» Task prompt
Below are records. Find each line in them that holds the word "mineral" and copy it.

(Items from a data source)

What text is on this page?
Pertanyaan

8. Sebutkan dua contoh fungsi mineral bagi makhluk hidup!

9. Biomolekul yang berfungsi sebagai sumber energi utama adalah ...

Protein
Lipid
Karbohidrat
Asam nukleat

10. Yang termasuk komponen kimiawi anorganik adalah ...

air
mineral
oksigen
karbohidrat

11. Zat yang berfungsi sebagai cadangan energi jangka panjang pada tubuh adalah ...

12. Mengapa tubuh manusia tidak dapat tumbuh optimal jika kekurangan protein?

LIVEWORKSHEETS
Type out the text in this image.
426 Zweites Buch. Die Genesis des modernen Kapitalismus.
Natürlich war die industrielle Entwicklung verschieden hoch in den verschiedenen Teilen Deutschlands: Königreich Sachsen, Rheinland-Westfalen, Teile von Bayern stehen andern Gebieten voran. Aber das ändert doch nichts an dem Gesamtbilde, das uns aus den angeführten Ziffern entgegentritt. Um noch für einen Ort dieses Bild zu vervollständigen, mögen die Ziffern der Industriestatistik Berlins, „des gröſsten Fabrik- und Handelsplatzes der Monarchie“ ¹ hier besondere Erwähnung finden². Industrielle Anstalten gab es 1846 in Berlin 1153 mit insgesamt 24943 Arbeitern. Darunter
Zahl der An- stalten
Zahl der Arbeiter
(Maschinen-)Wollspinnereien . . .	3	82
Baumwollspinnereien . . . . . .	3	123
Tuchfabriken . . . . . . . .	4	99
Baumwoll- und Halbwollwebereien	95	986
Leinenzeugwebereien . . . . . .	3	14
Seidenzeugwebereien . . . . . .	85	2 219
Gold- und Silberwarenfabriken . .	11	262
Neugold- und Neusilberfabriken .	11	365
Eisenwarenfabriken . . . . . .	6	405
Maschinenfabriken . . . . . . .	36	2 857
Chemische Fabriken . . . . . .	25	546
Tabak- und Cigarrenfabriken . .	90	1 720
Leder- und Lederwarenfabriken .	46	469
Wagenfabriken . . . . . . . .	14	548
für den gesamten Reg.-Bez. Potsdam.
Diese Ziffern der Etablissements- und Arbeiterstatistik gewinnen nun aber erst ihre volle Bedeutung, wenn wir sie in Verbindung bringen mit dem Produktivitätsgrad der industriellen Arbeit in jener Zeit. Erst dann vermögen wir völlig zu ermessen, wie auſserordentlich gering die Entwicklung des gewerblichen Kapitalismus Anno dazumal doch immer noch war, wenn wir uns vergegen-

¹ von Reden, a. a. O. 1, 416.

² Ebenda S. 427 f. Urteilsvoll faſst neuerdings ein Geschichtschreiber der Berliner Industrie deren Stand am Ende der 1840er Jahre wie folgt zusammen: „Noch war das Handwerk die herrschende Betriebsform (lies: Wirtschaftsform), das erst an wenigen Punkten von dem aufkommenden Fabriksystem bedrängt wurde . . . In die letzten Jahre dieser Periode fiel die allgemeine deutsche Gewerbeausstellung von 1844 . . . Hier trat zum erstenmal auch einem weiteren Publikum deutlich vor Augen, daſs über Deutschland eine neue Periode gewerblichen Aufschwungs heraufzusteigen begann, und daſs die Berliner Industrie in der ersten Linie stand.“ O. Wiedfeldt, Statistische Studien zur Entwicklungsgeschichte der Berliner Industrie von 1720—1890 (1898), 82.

» Expected answer
8. Sebutkan dua contoh fungsi mineral bagi makhluk hidup!
mineral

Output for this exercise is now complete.